* start RECORDED DATA *

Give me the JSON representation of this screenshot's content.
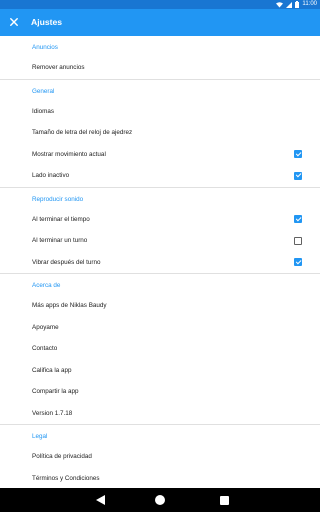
{
  "status_bar": {
    "time": "11:00",
    "icons": [
      "wifi-icon",
      "signal-icon",
      "battery-icon"
    ]
  },
  "toolbar": {
    "close_icon": "close-icon",
    "title": "Ajustes"
  },
  "sections": [
    {
      "title": "Anuncios",
      "items": [
        {
          "label": "Remover anuncios"
        }
      ]
    },
    {
      "title": "General",
      "items": [
        {
          "label": "Idiomas"
        },
        {
          "label": "Tamaño de letra del reloj de ajedrez"
        },
        {
          "label": "Mostrar movimiento actual",
          "checked": true
        },
        {
          "label": "Lado inactivo",
          "checked": true
        }
      ]
    },
    {
      "title": "Reproducir sonido",
      "items": [
        {
          "label": "Al terminar el tiempo",
          "checked": true
        },
        {
          "label": "Al terminar un turno",
          "checked": false
        },
        {
          "label": "Vibrar después del turno",
          "checked": true
        }
      ]
    },
    {
      "title": "Acerca de",
      "items": [
        {
          "label": "Más apps de Niklas Baudy"
        },
        {
          "label": "Apoyame"
        },
        {
          "label": "Contacto"
        },
        {
          "label": "Califica la app"
        },
        {
          "label": "Compartir la app"
        },
        {
          "label": "Version 1.7.18"
        }
      ]
    },
    {
      "title": "Legal",
      "items": [
        {
          "label": "Política de privacidad"
        },
        {
          "label": "Términos y Condiciones"
        }
      ]
    }
  ],
  "nav_bar": {
    "icons": [
      "back-icon",
      "home-icon",
      "recents-icon"
    ]
  },
  "colors": {
    "accent": "#2196f3",
    "status_bar": "#1976d2",
    "text": "#212121",
    "divider": "#e0e0e0"
  }
}
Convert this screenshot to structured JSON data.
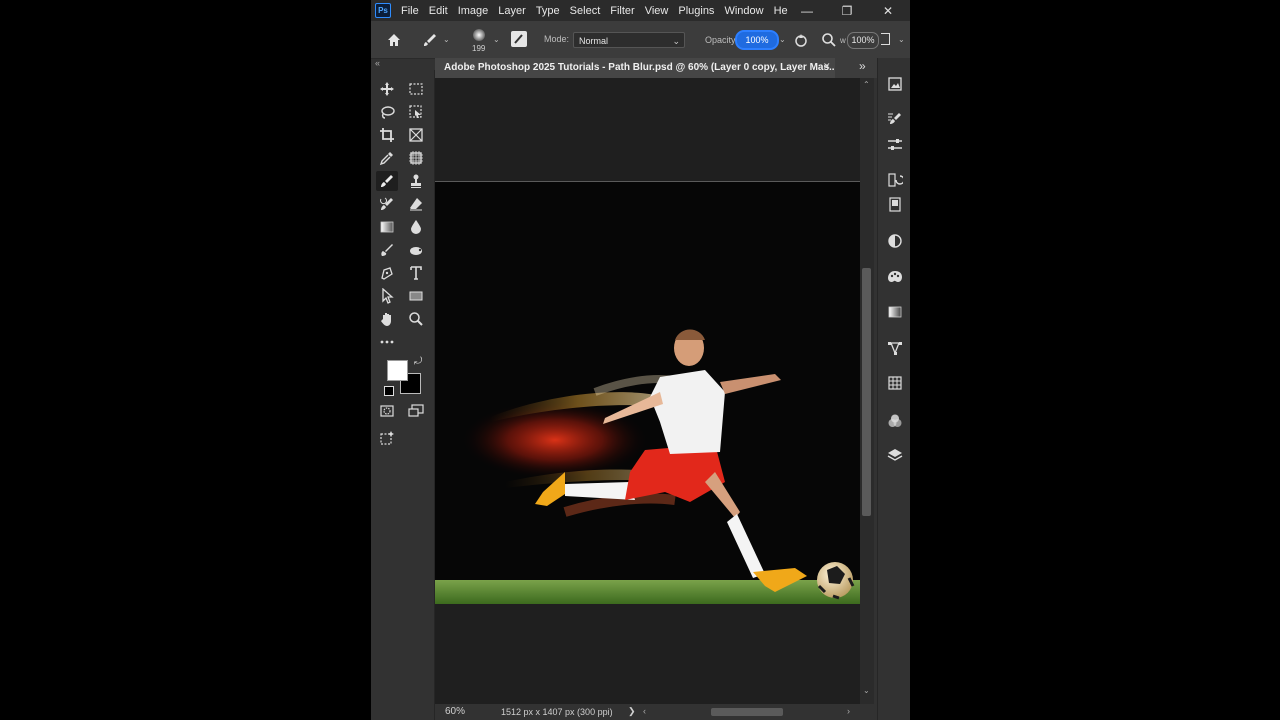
{
  "menu": {
    "logo": "Ps",
    "items": [
      "File",
      "Edit",
      "Image",
      "Layer",
      "Type",
      "Select",
      "Filter",
      "View",
      "Plugins",
      "Window",
      "He"
    ]
  },
  "window_controls": {
    "minimize": "—",
    "restore": "❐",
    "close": "✕"
  },
  "options": {
    "brush_size": "199",
    "mode_label": "Mode:",
    "mode_value": "Normal",
    "opacity_label": "Opacity:",
    "opacity_value": "100%",
    "flow_label": "w",
    "flow_value": "100%"
  },
  "document": {
    "tab_title": "Adobe Photoshop 2025 Tutorials - Path Blur.psd @ 60% (Layer 0 copy, Layer Mas...",
    "close": "✕"
  },
  "status": {
    "zoom": "60%",
    "dimensions": "1512 px x 1407 px (300 ppi)",
    "arrow": "❯"
  },
  "colors": {
    "foreground": "#ffffff",
    "background": "#000000",
    "accent": "#2d7fff"
  },
  "right_panel_icons": [
    "libraries-icon",
    "brush-settings-icon",
    "properties-icon",
    "history-icon",
    "clone-source-icon",
    "adjustments-icon",
    "color-icon",
    "gradients-icon",
    "paths-icon",
    "table-icon",
    "channels-icon",
    "layers-icon"
  ]
}
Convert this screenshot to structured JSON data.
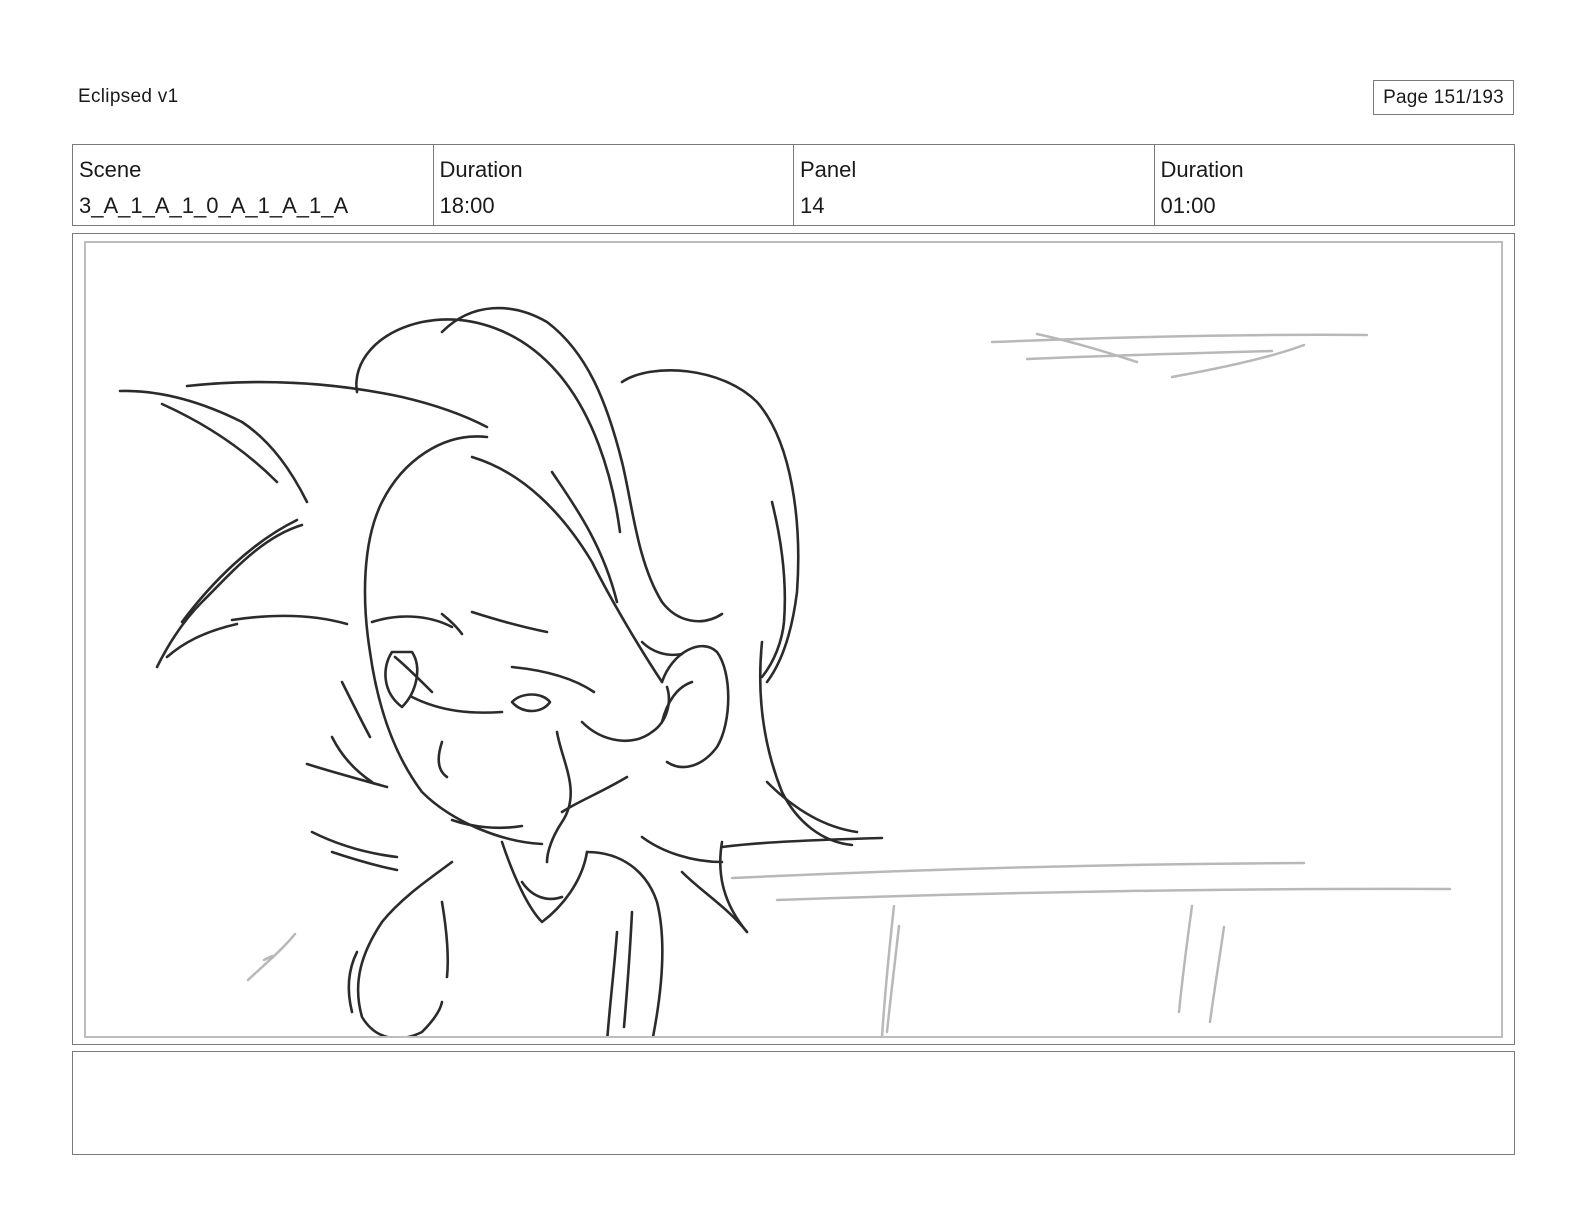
{
  "header": {
    "title": "Eclipsed v1",
    "page": "Page 151/193"
  },
  "info": {
    "scene_label": "Scene",
    "scene_value": "3_A_1_A_1_0_A_1_A_1_A",
    "scene_duration_label": "Duration",
    "scene_duration_value": "18:00",
    "panel_label": "Panel",
    "panel_value": "14",
    "panel_duration_label": "Duration",
    "panel_duration_value": "01:00"
  },
  "notes": {
    "text": ""
  }
}
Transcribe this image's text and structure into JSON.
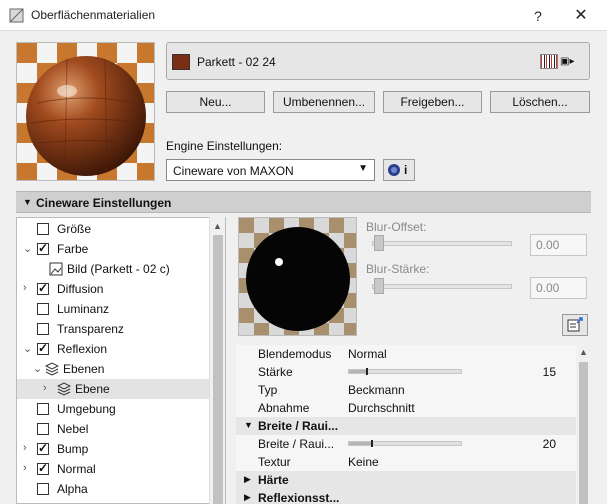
{
  "window": {
    "title": "Oberflächenmaterialien",
    "help_label": "?",
    "close_label": "✕"
  },
  "material": {
    "name": "Parkett - 02 24",
    "swatch_color": "#7a2e14",
    "extra_label": "▣▸"
  },
  "actions": {
    "new_label": "Neu...",
    "rename_label": "Umbenennen...",
    "share_label": "Freigeben...",
    "delete_label": "Löschen..."
  },
  "engine": {
    "label": "Engine Einstellungen:",
    "selected": "Cineware von MAXON",
    "info_label": "i"
  },
  "section": {
    "title": "Cineware Einstellungen"
  },
  "channels": [
    {
      "label": "Größe"
    },
    {
      "label": "Farbe"
    },
    {
      "label": "Bild (Parkett - 02 c)"
    },
    {
      "label": "Diffusion"
    },
    {
      "label": "Luminanz"
    },
    {
      "label": "Transparenz"
    },
    {
      "label": "Reflexion"
    },
    {
      "label": "Ebenen"
    },
    {
      "label": "Ebene"
    },
    {
      "label": "Umgebung"
    },
    {
      "label": "Nebel"
    },
    {
      "label": "Bump"
    },
    {
      "label": "Normal"
    },
    {
      "label": "Alpha"
    }
  ],
  "blur": {
    "offset_label": "Blur-Offset:",
    "offset_value": "0.00",
    "strength_label": "Blur-Stärke:",
    "strength_value": "0.00"
  },
  "properties": {
    "blend_mode": {
      "key": "Blendemodus",
      "value": "Normal"
    },
    "strength": {
      "key": "Stärke",
      "value": "15",
      "level": 0.15
    },
    "type": {
      "key": "Typ",
      "value": "Beckmann"
    },
    "falloff": {
      "key": "Abnahme",
      "value": "Durchschnitt"
    },
    "width_group": {
      "label": "Breite / Raui..."
    },
    "width": {
      "key": "Breite / Raui...",
      "value": "20",
      "level": 0.2
    },
    "texture": {
      "key": "Textur",
      "value": "Keine"
    },
    "hardness_group": {
      "label": "Härte"
    },
    "reflection_group": {
      "label": "Reflexionsst..."
    }
  },
  "colors": {
    "accent": "#7a2e14",
    "window_bg": "#f0f0f0",
    "highlight": "#ffffff"
  }
}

* end RECORDED DATA *

• [STATED PROBLEM]: Every line is to be duplicated exactly, though pictures stay out.

• [THE REPLY]:
Give me the JSON representation of this screenshot's content.
{
  "status_bar": {
    "time": "11:00",
    "icons": [
      "wifi-icon",
      "signal-icon",
      "battery-icon"
    ]
  },
  "toolbar": {
    "close_icon": "close-icon",
    "title": "Ajustes"
  },
  "sections": [
    {
      "title": "Anuncios",
      "items": [
        {
          "label": "Remover anuncios"
        }
      ]
    },
    {
      "title": "General",
      "items": [
        {
          "label": "Idiomas"
        },
        {
          "label": "Tamaño de letra del reloj de ajedrez"
        },
        {
          "label": "Mostrar movimiento actual",
          "checked": true
        },
        {
          "label": "Lado inactivo",
          "checked": true
        }
      ]
    },
    {
      "title": "Reproducir sonido",
      "items": [
        {
          "label": "Al terminar el tiempo",
          "checked": true
        },
        {
          "label": "Al terminar un turno",
          "checked": false
        },
        {
          "label": "Vibrar después del turno",
          "checked": true
        }
      ]
    },
    {
      "title": "Acerca de",
      "items": [
        {
          "label": "Más apps de Niklas Baudy"
        },
        {
          "label": "Apoyame"
        },
        {
          "label": "Contacto"
        },
        {
          "label": "Califica la app"
        },
        {
          "label": "Compartir la app"
        },
        {
          "label": "Version 1.7.18"
        }
      ]
    },
    {
      "title": "Legal",
      "items": [
        {
          "label": "Política de privacidad"
        },
        {
          "label": "Términos y Condiciones"
        }
      ]
    }
  ],
  "nav_bar": {
    "icons": [
      "back-icon",
      "home-icon",
      "recents-icon"
    ]
  },
  "colors": {
    "accent": "#2196f3",
    "status_bar": "#1976d2",
    "text": "#212121",
    "divider": "#e0e0e0"
  }
}
Convert this screenshot to structured JSON data.
{
  "menu": {
    "logo": "Ps",
    "items": [
      "File",
      "Edit",
      "Image",
      "Layer",
      "Type",
      "Select",
      "Filter",
      "View",
      "Plugins",
      "Window",
      "He"
    ]
  },
  "window_controls": {
    "minimize": "—",
    "restore": "❐",
    "close": "✕"
  },
  "options": {
    "brush_size": "199",
    "mode_label": "Mode:",
    "mode_value": "Normal",
    "opacity_label": "Opacity:",
    "opacity_value": "100%",
    "flow_label": "w",
    "flow_value": "100%"
  },
  "document": {
    "tab_title": "Adobe Photoshop 2025 Tutorials - Path Blur.psd @ 60% (Layer 0 copy, Layer Mas...",
    "close": "✕"
  },
  "status": {
    "zoom": "60%",
    "dimensions": "1512 px x 1407 px (300 ppi)",
    "arrow": "❯"
  },
  "colors": {
    "foreground": "#ffffff",
    "background": "#000000",
    "accent": "#2d7fff"
  },
  "right_panel_icons": [
    "libraries-icon",
    "brush-settings-icon",
    "properties-icon",
    "history-icon",
    "clone-source-icon",
    "adjustments-icon",
    "color-icon",
    "gradients-icon",
    "paths-icon",
    "table-icon",
    "channels-icon",
    "layers-icon"
  ]
}
Convert this screenshot to structured JSON data.
{
  "header": {
    "title": "Eclipsed v1",
    "page": "Page 151/193"
  },
  "info": {
    "scene_label": "Scene",
    "scene_value": "3_A_1_A_1_0_A_1_A_1_A",
    "scene_duration_label": "Duration",
    "scene_duration_value": "18:00",
    "panel_label": "Panel",
    "panel_value": "14",
    "panel_duration_label": "Duration",
    "panel_duration_value": "01:00"
  },
  "notes": {
    "text": ""
  }
}
Transcribe this image's text and structure into JSON.
{
  "window": {
    "title": "Oberflächenmaterialien",
    "help_label": "?",
    "close_label": "✕"
  },
  "material": {
    "name": "Parkett - 02 24",
    "swatch_color": "#7a2e14",
    "extra_label": "▣▸"
  },
  "actions": {
    "new_label": "Neu...",
    "rename_label": "Umbenennen...",
    "share_label": "Freigeben...",
    "delete_label": "Löschen..."
  },
  "engine": {
    "label": "Engine Einstellungen:",
    "selected": "Cineware von MAXON",
    "info_label": "i"
  },
  "section": {
    "title": "Cineware Einstellungen"
  },
  "channels": [
    {
      "label": "Größe"
    },
    {
      "label": "Farbe"
    },
    {
      "label": "Bild (Parkett - 02 c)"
    },
    {
      "label": "Diffusion"
    },
    {
      "label": "Luminanz"
    },
    {
      "label": "Transparenz"
    },
    {
      "label": "Reflexion"
    },
    {
      "label": "Ebenen"
    },
    {
      "label": "Ebene"
    },
    {
      "label": "Umgebung"
    },
    {
      "label": "Nebel"
    },
    {
      "label": "Bump"
    },
    {
      "label": "Normal"
    },
    {
      "label": "Alpha"
    }
  ],
  "blur": {
    "offset_label": "Blur-Offset:",
    "offset_value": "0.00",
    "strength_label": "Blur-Stärke:",
    "strength_value": "0.00"
  },
  "properties": {
    "blend_mode": {
      "key": "Blendemodus",
      "value": "Normal"
    },
    "strength": {
      "key": "Stärke",
      "value": "15",
      "level": 0.15
    },
    "type": {
      "key": "Typ",
      "value": "Beckmann"
    },
    "falloff": {
      "key": "Abnahme",
      "value": "Durchschnitt"
    },
    "width_group": {
      "label": "Breite / Raui..."
    },
    "width": {
      "key": "Breite / Raui...",
      "value": "20",
      "level": 0.2
    },
    "texture": {
      "key": "Textur",
      "value": "Keine"
    },
    "hardness_group": {
      "label": "Härte"
    },
    "reflection_group": {
      "label": "Reflexionsst..."
    }
  },
  "colors": {
    "accent": "#7a2e14",
    "window_bg": "#f0f0f0",
    "highlight": "#ffffff"
  }
}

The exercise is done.